→ **What you have to do**:
Rewrite the Laguna San Ignacio text from "Baja School Friends: E-mail" up to and including "their community's lifestyle.", replacing "outhouses" with "latrines".

I've long heard stories from travelers who've stared straight into a baby gray whale's eye. The mere proximity to such massive newborns in their natural setting inspires a sort of babbling awe. Friends call the experience “transformational” and “life changing.”


MARIBETH MELLIN
Travelers reach out to gray whales in Laguna San Ignacio on the southern Pacific coast in Baja. March is the best time to see baby whales.
Frankly, I wasn't sure I'd be as overwhelmingly impressed.

After all, I've snorkeled with dolphins, sea lions and whale sharks in wild seas. The thought of petting a whale while floating around a lagoon with boatloads of fellow adventurers seemed downright tame.

I was right and wrong. Mighty cetaceans are but a small part of the overall whale-watching experience at Laguna San Ignacio on southern Baja's rugged Pacific coast. During a three-night tour with San-Diego based Baja Expeditions last March (the prime time to play with baby whales), I was blown away by our campground's setting – stark and bleak as a moonscape with white and green tents flapping in chilly winds. Planets and stars glistened in black midnight skies. Beaches littered with driftwood, rocks and whale skeletons had a desolate beauty.

INFORMATION

Baja Expeditions: (858) 581-3311 or bajaex.com

Baja School Friends: E-mail Dick White at papaorbear@sbcglobal.net

Solar-heated showers, amazingly aroma-free outhouses and abundant hearty meals and chilled beer made the camp far less Spartan than it first appeared. Our group of 19, ages 8 to 80 (more or less), bonded at long communal dining tables in the main tent, where local naturalists, artists and an amazing fisherwoman described whale behavior and their community's lifestyle.

It's hard to believe people actually live at the edge of one of Baja's most remote lagoons. But Laguna San Ignacio's 300 or so year-round residents have established a community rich in tradition and hardscrabble self-sufficiency. Families live in modest cement block homes surrounded by ghostly mounds of sun-bleached white clamshells. Most rely on fishing or whale-watching tourism for their income, casting their nets for lobster in summer and piloting skiff-loads of foreigners from December to March.

(Spatial annotation entries)
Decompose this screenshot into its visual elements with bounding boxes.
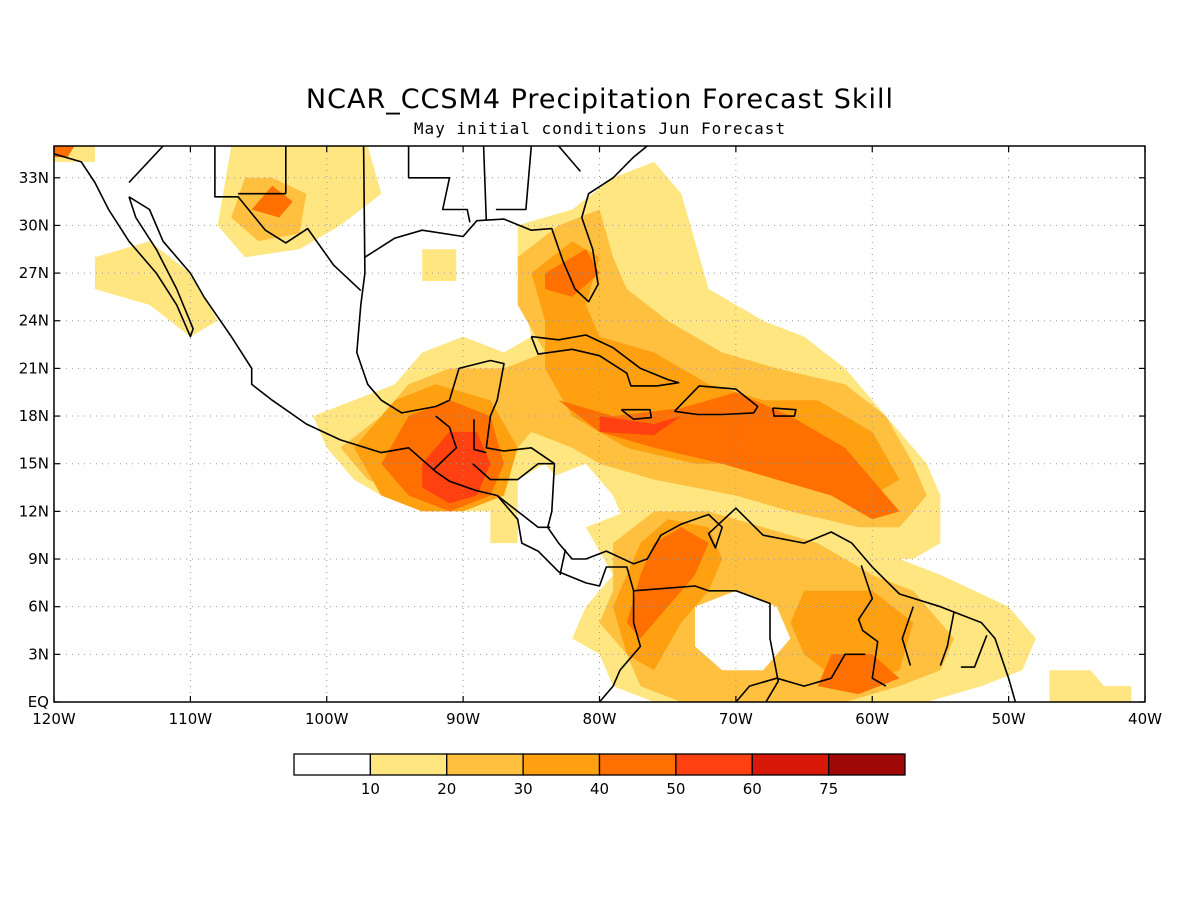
lon-tick-label: 90W [446,710,480,728]
coastline [673,385,759,416]
coastline [364,146,648,303]
lat-tick-label: 12N [19,502,49,520]
coastline [495,146,533,211]
lat-tick-label: 21N [19,359,49,377]
coastline [960,635,988,668]
lon-tick-label: 110W [169,710,213,728]
coastlines-and-borders [54,146,1017,702]
coastline [214,146,362,292]
colorbar-label: 40 [590,780,609,798]
coastline [432,415,458,471]
lon-tick-label: 60W [855,710,889,728]
lon-tick-label: 120W [32,710,76,728]
coastline [473,419,487,454]
lat-tick-label: 33N [19,169,49,187]
coastline [496,494,551,529]
colorbar-swatch-4 [598,753,677,776]
coastline [407,146,471,223]
coastline [771,407,797,417]
skill-region-20 [790,590,914,687]
colorbar-label: 30 [514,780,533,798]
lat-tick-label: 24N [19,312,49,330]
coastline [482,146,488,221]
lat-tick-label: 27N [19,264,49,282]
coastline [128,146,164,184]
coastline [620,408,653,421]
skill-contour-layer [54,146,1132,702]
skill-region-23 [695,590,791,671]
chart-subtitle: May initial conditions Jun Forecast [413,119,787,138]
coastline [472,462,555,481]
skill-region-2 [251,185,293,218]
colorbar: 10 20 30 40 50 60 75 [293,753,906,798]
lat-tick-label: EQ [28,693,49,711]
colorbar-swatch-0 [293,753,372,776]
skill-region-22 [817,654,900,695]
coastline [857,565,887,687]
lat-tick-label: 18N [19,407,49,425]
colorbar-swatch-2 [446,753,524,776]
lon-tick-label: 100W [305,710,349,728]
colorbar-swatch-1 [369,753,448,776]
lon-tick-label: 80W [583,710,617,728]
coastline [735,653,866,702]
lat-tick-label: 9N [28,550,49,568]
coastline [54,153,194,338]
colorbar-label: 60 [743,780,762,798]
skill-region-21 [626,527,709,639]
colorbar-swatch-3 [522,753,601,776]
colorbar-label: 75 [819,780,838,798]
map-axes: EQ 3N 6N 9N 12N 15N 18N 21N 24N 27N 30N 33N 120W 110W… [19,146,1162,728]
skill-region-5 [54,146,75,158]
skill-region-15 [599,416,682,436]
lon-tick-label: 40W [1128,710,1162,728]
skill-region-24 [1049,670,1132,702]
colorbar-label: 50 [666,780,685,798]
lon-tick-label: 50W [992,710,1026,728]
colorbar-label: 20 [437,780,456,798]
colorbar-swatch-7 [827,753,906,776]
lat-tick-label: 30N [19,216,49,234]
lat-tick-label: 3N [28,645,49,663]
coastline [559,549,567,576]
coastline [901,606,914,666]
coastline [633,585,780,702]
lat-tick-label: 15N [19,455,49,473]
colorbar-swatch-6 [751,753,830,776]
skill-region-11 [545,249,600,297]
lon-tick-label: 70W [719,710,753,728]
colorbar-label: 10 [361,780,380,798]
coastline [939,611,955,666]
lat-tick-label: 6N [28,598,49,616]
coastline [355,146,1017,702]
skill-region-6 [422,249,457,281]
coastline [530,334,680,387]
colorbar-swatch-5 [675,753,753,776]
coastline [557,146,582,172]
chart-title: NCAR_CCSM4 Precipitation Forecast Skill [305,84,895,115]
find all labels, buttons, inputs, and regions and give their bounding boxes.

→ **Reply**:
Baja School Friends: E-mail Dick White at papaorbear@sbcglobal.net

Solar-heated showers, amazingly aroma-free latrines and abundant hearty meals and chilled beer made the camp far less Spartan than it first appeared. Our group of 19, ages 8 to 80 (more or less), bonded at long communal dining tables in the main tent, where local naturalists, artists and an amazing fisherwoman described whale behavior and their community's lifestyle.